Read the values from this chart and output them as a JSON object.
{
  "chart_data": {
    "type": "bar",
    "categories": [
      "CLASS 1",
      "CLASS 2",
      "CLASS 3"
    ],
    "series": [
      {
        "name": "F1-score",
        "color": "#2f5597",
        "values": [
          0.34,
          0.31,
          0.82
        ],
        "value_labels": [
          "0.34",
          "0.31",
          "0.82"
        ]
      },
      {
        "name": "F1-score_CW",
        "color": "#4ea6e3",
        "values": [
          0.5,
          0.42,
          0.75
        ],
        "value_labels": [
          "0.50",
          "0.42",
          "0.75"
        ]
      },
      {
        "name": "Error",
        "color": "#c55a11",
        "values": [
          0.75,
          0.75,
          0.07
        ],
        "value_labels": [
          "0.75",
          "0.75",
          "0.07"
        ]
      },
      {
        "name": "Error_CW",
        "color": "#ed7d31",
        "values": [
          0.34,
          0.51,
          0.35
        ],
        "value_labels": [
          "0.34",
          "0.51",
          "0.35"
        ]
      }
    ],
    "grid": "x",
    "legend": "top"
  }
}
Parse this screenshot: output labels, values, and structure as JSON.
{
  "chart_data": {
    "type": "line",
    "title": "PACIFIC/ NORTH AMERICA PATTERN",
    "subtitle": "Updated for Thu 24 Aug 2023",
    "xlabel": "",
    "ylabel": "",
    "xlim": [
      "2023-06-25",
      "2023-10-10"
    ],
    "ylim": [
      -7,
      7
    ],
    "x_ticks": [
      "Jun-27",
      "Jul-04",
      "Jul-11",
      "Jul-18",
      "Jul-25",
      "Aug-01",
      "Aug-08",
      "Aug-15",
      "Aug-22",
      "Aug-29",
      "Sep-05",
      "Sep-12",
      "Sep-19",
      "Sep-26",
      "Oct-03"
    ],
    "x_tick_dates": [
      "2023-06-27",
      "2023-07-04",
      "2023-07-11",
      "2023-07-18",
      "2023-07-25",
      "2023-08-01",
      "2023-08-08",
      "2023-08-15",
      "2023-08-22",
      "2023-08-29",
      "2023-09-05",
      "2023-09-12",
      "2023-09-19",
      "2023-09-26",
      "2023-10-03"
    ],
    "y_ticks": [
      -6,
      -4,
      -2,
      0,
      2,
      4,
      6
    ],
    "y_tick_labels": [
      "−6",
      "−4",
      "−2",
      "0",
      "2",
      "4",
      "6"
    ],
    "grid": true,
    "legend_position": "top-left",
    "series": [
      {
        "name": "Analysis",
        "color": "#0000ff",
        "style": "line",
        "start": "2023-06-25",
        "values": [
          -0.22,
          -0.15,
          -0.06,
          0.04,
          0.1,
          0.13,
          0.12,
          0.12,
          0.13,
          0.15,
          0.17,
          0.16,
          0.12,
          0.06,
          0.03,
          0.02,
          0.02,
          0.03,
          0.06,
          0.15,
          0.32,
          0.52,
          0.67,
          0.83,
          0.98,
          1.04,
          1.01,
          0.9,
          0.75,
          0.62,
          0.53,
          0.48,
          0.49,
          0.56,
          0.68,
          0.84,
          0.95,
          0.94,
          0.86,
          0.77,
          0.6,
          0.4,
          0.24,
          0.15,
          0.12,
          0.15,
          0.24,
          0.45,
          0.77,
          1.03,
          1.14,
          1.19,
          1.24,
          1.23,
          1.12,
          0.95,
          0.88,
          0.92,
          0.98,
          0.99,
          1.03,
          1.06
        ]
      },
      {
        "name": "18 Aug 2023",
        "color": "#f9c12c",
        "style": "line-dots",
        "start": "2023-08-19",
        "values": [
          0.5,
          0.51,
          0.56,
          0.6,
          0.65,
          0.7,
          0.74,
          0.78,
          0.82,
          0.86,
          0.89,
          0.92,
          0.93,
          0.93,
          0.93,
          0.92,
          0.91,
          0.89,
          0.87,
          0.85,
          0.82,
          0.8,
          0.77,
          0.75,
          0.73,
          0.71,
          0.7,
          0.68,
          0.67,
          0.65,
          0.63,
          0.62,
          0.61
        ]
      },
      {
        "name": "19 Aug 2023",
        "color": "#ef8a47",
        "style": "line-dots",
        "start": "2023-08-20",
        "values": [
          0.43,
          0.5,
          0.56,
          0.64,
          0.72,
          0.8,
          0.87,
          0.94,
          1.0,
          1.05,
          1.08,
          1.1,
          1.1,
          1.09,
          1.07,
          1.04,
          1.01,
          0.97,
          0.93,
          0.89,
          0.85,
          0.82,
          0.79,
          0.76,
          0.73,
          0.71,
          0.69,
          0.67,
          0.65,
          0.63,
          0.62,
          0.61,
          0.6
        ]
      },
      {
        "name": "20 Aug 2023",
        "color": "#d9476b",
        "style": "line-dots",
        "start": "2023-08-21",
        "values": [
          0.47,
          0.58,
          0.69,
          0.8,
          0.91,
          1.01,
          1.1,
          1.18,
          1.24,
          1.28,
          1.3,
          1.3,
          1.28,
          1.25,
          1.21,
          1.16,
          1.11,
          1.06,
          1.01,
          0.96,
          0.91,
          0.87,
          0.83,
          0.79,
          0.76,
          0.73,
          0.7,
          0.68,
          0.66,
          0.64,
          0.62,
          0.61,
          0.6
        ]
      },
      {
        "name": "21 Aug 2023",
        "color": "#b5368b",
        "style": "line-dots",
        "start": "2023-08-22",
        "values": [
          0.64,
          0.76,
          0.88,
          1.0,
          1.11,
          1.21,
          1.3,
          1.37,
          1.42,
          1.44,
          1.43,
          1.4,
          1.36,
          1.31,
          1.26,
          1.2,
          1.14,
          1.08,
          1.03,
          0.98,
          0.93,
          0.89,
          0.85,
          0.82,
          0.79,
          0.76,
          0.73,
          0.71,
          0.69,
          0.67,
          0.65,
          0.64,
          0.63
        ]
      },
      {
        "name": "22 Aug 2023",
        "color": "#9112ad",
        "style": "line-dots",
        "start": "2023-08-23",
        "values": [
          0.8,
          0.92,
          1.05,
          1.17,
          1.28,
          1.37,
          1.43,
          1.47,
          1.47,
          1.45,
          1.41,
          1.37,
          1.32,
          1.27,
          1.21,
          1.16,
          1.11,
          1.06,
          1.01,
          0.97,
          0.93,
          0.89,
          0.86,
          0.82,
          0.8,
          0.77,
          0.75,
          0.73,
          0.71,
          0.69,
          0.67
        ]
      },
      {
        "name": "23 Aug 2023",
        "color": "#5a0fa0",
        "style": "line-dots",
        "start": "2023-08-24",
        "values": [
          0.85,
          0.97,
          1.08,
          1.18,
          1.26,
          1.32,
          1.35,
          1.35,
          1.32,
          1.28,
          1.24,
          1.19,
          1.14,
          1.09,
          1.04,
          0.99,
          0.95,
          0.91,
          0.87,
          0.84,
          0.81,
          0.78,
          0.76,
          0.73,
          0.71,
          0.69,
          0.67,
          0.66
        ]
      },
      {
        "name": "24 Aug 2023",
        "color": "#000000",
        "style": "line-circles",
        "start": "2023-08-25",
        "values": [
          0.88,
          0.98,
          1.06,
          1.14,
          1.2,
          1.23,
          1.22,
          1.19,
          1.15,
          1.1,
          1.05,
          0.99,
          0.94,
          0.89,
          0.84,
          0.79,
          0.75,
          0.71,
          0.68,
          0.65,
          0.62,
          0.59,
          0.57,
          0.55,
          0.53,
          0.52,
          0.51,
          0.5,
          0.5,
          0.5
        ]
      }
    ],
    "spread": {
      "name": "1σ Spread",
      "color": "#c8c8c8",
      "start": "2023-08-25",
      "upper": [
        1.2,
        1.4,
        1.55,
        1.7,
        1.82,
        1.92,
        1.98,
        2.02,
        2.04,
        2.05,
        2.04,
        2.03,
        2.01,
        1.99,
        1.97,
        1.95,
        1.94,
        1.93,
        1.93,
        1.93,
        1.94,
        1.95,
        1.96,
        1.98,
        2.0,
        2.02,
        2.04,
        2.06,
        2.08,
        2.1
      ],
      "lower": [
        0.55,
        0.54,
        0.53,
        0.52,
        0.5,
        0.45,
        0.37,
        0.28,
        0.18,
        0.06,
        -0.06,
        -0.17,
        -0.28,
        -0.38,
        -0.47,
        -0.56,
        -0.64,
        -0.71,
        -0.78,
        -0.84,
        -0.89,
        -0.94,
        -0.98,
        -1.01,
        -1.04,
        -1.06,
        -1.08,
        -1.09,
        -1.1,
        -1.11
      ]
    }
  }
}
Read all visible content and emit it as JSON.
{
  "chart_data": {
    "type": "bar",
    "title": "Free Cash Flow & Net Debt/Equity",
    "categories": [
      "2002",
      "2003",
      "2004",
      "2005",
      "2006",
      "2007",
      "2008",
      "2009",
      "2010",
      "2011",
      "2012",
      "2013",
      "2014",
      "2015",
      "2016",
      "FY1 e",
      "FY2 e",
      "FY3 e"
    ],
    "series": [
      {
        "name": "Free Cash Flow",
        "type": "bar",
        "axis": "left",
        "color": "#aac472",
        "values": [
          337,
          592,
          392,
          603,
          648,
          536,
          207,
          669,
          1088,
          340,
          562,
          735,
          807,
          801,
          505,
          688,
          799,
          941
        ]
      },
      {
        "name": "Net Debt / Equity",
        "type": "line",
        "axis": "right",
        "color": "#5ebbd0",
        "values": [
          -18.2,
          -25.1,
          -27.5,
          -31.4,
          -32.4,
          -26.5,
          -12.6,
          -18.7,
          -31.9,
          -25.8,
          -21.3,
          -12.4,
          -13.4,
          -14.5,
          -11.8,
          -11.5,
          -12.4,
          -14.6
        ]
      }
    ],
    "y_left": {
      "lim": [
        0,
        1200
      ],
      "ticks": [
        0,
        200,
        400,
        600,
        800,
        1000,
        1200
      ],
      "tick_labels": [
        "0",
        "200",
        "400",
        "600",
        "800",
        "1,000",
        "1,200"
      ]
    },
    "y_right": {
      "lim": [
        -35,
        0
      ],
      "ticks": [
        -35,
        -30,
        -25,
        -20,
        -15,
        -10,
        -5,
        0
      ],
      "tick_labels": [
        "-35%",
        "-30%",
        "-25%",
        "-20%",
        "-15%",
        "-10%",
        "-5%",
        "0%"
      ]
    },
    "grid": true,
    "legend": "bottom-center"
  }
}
*-*-*
Goal. Out of the records, collect only those lines that contain the string "start".

Output below.
        "start": "2023-06-25",
        "start": "2023-08-19",
        "start": "2023-08-20",
        "start": "2023-08-21",
        "start": "2023-08-22",
        "start": "2023-08-23",
        "start": "2023-08-24",
        "start": "2023-08-25",
      "start": "2023-08-25",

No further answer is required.